* _Exercise directions_
Go through the records and extract every line with the word "annotation".

* _Dataset content_
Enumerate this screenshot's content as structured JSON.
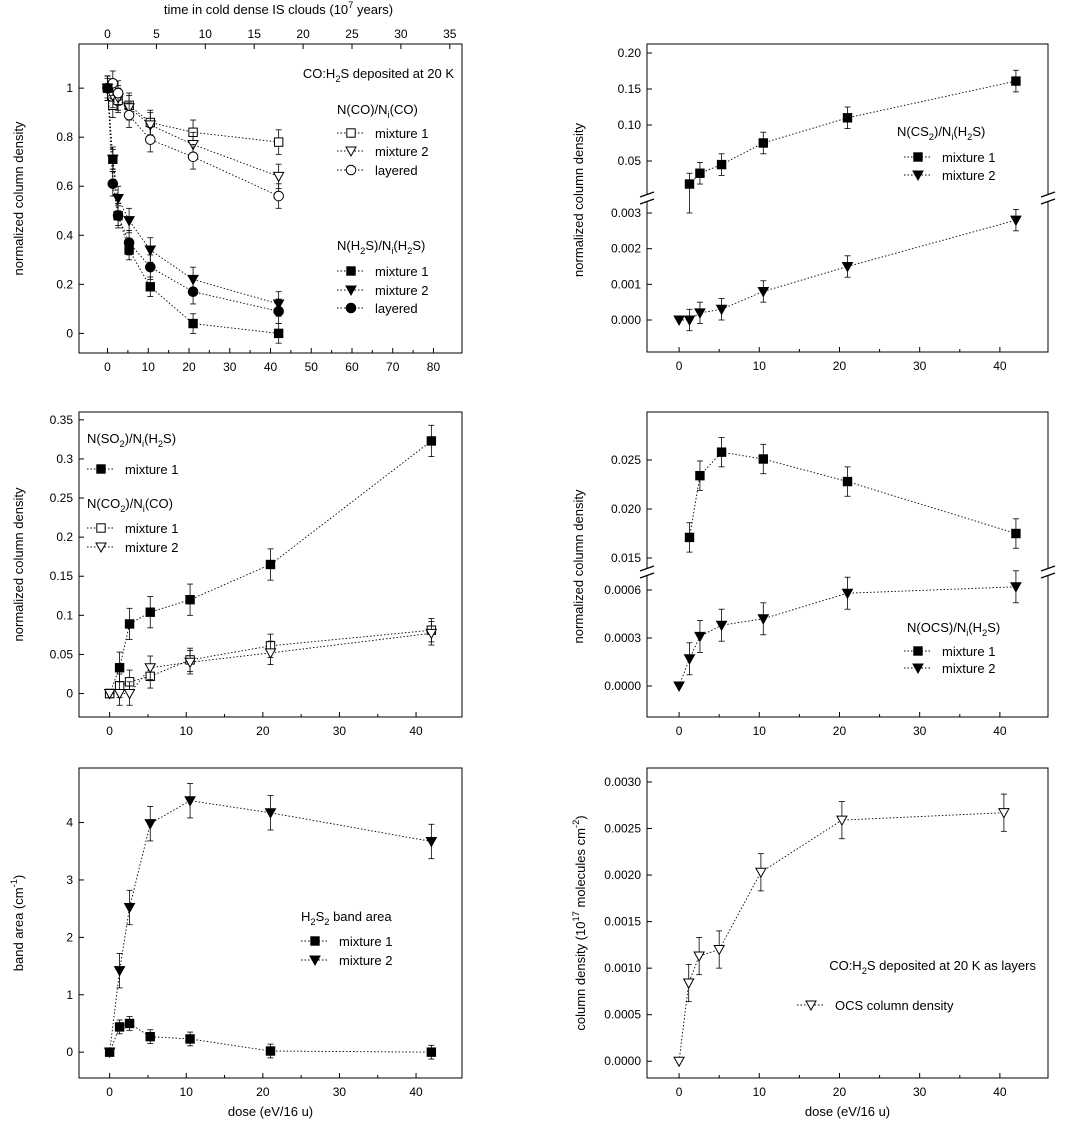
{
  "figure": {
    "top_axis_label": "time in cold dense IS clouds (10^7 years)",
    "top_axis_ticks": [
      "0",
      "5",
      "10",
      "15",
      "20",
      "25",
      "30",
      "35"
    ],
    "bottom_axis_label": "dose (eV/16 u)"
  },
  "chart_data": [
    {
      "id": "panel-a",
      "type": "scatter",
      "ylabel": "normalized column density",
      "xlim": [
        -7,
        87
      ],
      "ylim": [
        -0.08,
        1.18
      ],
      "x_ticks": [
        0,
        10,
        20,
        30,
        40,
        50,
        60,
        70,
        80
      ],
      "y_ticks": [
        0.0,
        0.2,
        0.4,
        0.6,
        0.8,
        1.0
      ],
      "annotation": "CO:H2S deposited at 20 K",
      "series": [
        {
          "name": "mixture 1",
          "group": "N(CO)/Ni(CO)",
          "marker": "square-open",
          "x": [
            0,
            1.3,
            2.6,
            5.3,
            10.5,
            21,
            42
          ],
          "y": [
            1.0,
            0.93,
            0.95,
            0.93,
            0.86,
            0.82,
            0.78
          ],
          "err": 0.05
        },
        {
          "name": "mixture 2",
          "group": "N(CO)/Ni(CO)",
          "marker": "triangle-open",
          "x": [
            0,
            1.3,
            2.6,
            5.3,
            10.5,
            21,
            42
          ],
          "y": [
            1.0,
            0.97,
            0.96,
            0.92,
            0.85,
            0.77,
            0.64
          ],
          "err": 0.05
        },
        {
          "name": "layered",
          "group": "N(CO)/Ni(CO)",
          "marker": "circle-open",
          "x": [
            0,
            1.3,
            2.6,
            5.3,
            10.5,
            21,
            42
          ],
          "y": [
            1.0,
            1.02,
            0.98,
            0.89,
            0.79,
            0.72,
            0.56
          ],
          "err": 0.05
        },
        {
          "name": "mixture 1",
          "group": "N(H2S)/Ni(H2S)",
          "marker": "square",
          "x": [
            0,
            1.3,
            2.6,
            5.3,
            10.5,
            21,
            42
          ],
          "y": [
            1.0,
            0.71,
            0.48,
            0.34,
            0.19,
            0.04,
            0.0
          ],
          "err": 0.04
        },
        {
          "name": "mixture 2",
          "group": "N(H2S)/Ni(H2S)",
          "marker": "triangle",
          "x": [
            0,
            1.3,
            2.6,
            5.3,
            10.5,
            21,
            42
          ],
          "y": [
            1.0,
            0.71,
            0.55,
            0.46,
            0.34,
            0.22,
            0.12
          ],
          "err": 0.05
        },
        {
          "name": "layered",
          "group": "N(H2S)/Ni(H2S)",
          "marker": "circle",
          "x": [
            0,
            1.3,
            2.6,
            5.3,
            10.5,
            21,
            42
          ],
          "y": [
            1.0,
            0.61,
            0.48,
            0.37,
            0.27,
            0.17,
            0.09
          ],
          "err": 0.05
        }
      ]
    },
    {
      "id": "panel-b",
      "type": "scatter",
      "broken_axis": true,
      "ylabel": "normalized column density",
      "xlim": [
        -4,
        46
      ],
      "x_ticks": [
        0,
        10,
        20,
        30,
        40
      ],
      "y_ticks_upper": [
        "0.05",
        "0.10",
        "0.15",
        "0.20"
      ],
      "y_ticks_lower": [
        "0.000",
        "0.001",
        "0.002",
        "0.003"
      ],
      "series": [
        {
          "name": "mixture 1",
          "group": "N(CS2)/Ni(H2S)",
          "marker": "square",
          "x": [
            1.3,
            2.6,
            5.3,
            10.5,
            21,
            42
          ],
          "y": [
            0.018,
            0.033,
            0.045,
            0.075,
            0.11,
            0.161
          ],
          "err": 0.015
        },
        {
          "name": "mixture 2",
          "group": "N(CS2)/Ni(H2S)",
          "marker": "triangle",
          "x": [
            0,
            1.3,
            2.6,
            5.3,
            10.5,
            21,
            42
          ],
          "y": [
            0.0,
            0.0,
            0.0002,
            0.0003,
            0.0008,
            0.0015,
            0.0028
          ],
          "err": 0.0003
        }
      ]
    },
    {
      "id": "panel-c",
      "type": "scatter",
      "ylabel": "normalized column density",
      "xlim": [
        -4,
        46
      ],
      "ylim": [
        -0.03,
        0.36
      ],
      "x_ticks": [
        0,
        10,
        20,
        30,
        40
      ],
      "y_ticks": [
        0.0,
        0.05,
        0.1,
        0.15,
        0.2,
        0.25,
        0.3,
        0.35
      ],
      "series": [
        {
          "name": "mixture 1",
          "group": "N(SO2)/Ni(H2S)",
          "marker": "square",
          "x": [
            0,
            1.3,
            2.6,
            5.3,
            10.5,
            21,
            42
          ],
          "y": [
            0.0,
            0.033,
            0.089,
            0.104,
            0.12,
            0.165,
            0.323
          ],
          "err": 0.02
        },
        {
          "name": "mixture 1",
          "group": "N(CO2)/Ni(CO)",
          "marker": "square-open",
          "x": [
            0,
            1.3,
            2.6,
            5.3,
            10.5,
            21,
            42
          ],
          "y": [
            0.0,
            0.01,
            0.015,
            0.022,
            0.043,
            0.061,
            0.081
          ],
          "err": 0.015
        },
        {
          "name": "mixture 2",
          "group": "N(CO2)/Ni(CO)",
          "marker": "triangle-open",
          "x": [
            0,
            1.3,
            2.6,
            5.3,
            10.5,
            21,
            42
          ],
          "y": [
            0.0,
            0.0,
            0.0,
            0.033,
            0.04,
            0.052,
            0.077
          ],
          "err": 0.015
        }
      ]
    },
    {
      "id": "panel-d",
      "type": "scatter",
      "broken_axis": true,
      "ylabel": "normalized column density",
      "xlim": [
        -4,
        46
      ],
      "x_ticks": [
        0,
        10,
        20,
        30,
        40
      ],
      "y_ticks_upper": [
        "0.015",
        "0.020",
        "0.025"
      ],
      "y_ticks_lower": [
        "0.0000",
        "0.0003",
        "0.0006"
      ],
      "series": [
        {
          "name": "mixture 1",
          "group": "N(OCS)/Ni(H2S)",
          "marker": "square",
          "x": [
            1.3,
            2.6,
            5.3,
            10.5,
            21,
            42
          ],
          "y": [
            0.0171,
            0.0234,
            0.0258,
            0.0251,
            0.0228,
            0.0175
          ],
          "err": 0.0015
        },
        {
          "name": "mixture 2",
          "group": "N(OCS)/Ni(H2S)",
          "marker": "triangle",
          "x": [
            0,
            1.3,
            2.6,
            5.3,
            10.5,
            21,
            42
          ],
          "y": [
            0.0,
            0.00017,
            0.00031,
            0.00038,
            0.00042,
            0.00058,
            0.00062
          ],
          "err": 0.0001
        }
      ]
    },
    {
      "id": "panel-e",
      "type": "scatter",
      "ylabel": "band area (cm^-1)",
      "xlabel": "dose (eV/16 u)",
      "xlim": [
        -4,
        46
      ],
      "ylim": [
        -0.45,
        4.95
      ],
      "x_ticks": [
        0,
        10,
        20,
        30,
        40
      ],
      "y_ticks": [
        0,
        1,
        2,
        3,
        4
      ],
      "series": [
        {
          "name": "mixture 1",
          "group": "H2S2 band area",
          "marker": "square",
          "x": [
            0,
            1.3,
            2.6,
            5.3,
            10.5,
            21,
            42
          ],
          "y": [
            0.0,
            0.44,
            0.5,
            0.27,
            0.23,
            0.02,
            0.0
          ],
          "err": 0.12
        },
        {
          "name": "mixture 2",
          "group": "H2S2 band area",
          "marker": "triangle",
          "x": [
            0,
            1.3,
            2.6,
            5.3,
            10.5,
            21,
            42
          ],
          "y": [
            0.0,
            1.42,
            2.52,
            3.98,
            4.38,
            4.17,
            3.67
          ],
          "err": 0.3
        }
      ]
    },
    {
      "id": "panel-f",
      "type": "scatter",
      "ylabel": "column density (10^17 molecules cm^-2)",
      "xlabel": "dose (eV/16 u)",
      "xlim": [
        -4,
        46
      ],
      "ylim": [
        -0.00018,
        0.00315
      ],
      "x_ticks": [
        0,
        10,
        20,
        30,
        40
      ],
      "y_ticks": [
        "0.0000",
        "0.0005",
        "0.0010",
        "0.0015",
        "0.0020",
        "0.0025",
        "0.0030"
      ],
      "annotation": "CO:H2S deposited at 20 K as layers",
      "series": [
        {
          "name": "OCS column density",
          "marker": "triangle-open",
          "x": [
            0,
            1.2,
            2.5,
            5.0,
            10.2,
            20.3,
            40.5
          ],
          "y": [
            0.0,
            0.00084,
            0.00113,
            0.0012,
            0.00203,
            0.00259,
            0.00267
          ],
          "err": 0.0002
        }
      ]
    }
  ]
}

* _Answer to the task_
      "annotation": "CO:H2S deposited at 20 K",
      "annotation": "CO:H2S deposited at 20 K as layers",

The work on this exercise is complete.